◆ TASK DIRECTIONS
Leave out the pictures and copy everything else below exactly.

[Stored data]
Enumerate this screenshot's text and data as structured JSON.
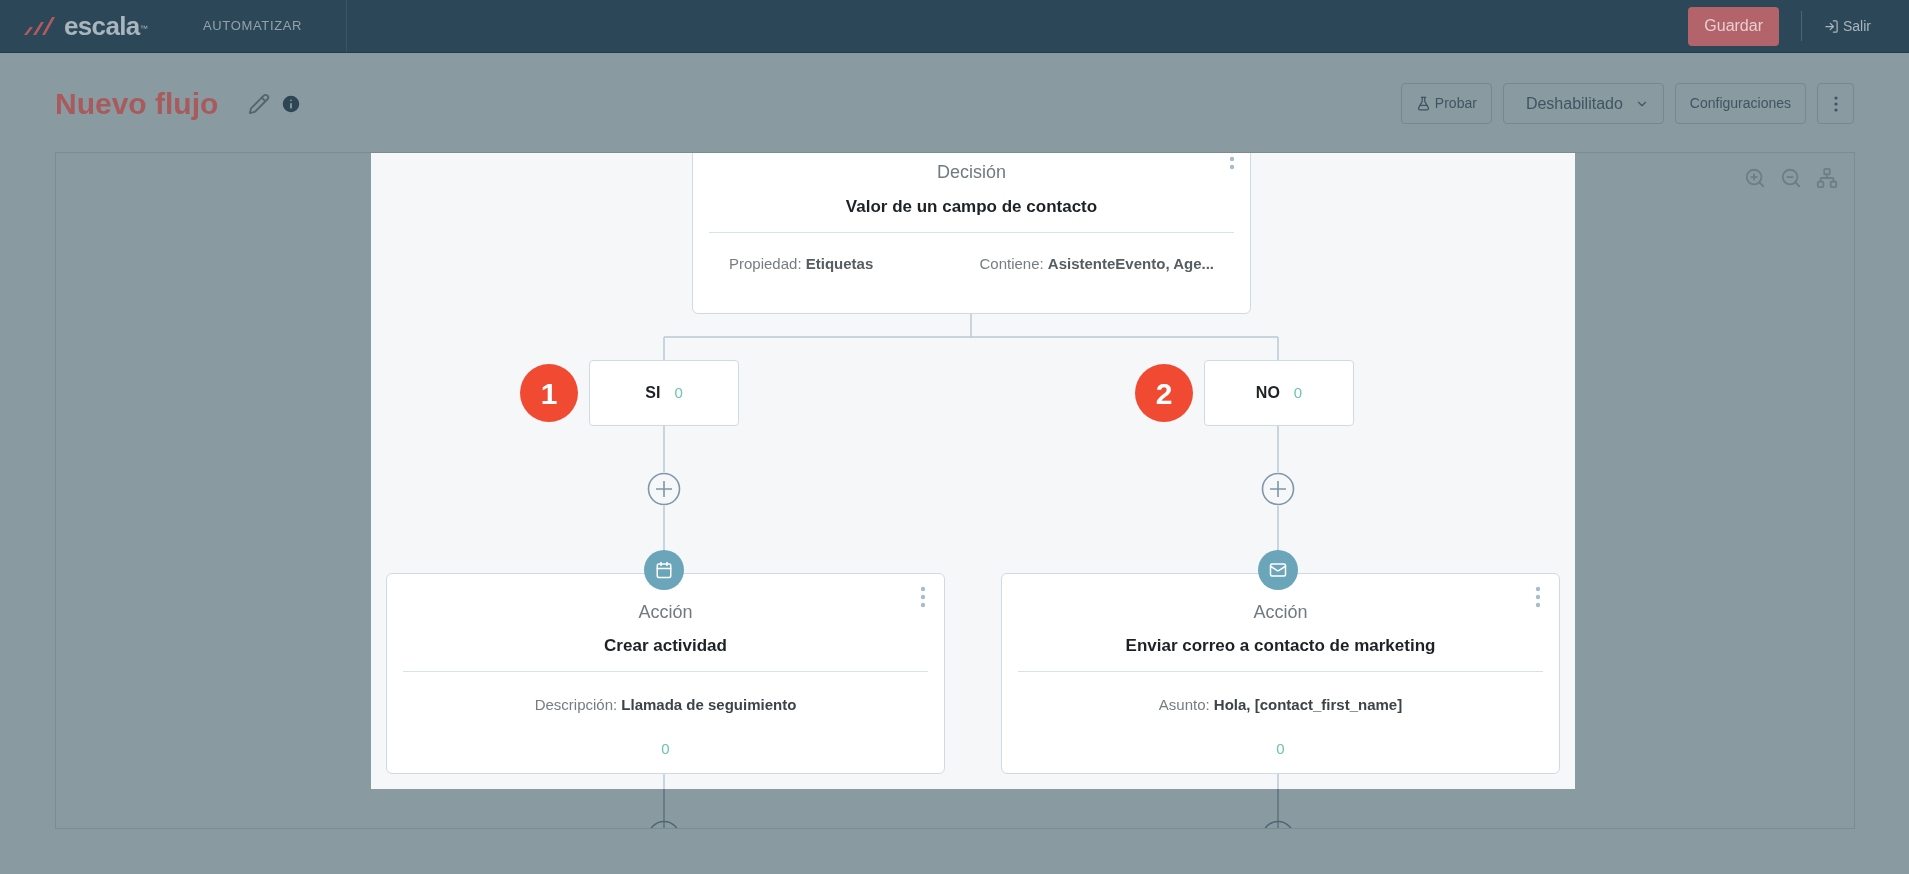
{
  "header": {
    "logo": "escala",
    "logo_mark": "™",
    "section": "AUTOMATIZAR",
    "save_button": "Guardar",
    "exit_link": "Salir"
  },
  "title_bar": {
    "title": "Nuevo flujo",
    "buttons": [
      {
        "label": "Probar",
        "kind": "test"
      },
      {
        "label": "Deshabilitado",
        "kind": "dropdown"
      },
      {
        "label": "Configuraciones",
        "kind": "plain"
      }
    ]
  },
  "flow": {
    "decision": {
      "type": "Decisión",
      "title": "Valor de un campo de contacto",
      "properties": [
        {
          "label": "Propiedad:",
          "value": "Etiquetas"
        },
        {
          "label": "Contiene:",
          "value": "AsistenteEvento, Age..."
        }
      ]
    },
    "branches": [
      {
        "label": "SI",
        "count": "0",
        "marker": "1",
        "action": {
          "kind": "activity",
          "type": "Acción",
          "title": "Crear actividad",
          "detail_label": "Descripción:",
          "detail_value": "Llamada de seguimiento",
          "count": "0"
        }
      },
      {
        "label": "NO",
        "count": "0",
        "marker": "2",
        "action": {
          "kind": "email",
          "type": "Acción",
          "title": "Enviar correo a contacto de marketing",
          "detail_label": "Asunto:",
          "detail_value": "Hola, [contact_first_name]",
          "count": "0"
        }
      }
    ]
  }
}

◆ FINISHED EXERCISE
Enumerate this screenshot's text and data as structured JSON.
{
  "header": {
    "logo": "escala",
    "logo_mark": "™",
    "section": "AUTOMATIZAR",
    "save_button": "Guardar",
    "exit_link": "Salir"
  },
  "title_bar": {
    "title": "Nuevo flujo",
    "buttons": [
      {
        "label": "Probar",
        "kind": "test"
      },
      {
        "label": "Deshabilitado",
        "kind": "dropdown"
      },
      {
        "label": "Configuraciones",
        "kind": "plain"
      }
    ]
  },
  "flow": {
    "decision": {
      "type": "Decisión",
      "title": "Valor de un campo de contacto",
      "properties": [
        {
          "label": "Propiedad:",
          "value": "Etiquetas"
        },
        {
          "label": "Contiene:",
          "value": "AsistenteEvento, Age..."
        }
      ]
    },
    "branches": [
      {
        "label": "SI",
        "count": "0",
        "marker": "1",
        "action": {
          "kind": "activity",
          "type": "Acción",
          "title": "Crear actividad",
          "detail_label": "Descripción:",
          "detail_value": "Llamada de seguimiento",
          "count": "0"
        }
      },
      {
        "label": "NO",
        "count": "0",
        "marker": "2",
        "action": {
          "kind": "email",
          "type": "Acción",
          "title": "Enviar correo a contacto de marketing",
          "detail_label": "Asunto:",
          "detail_value": "Hola, [contact_first_name]",
          "count": "0"
        }
      }
    ]
  }
}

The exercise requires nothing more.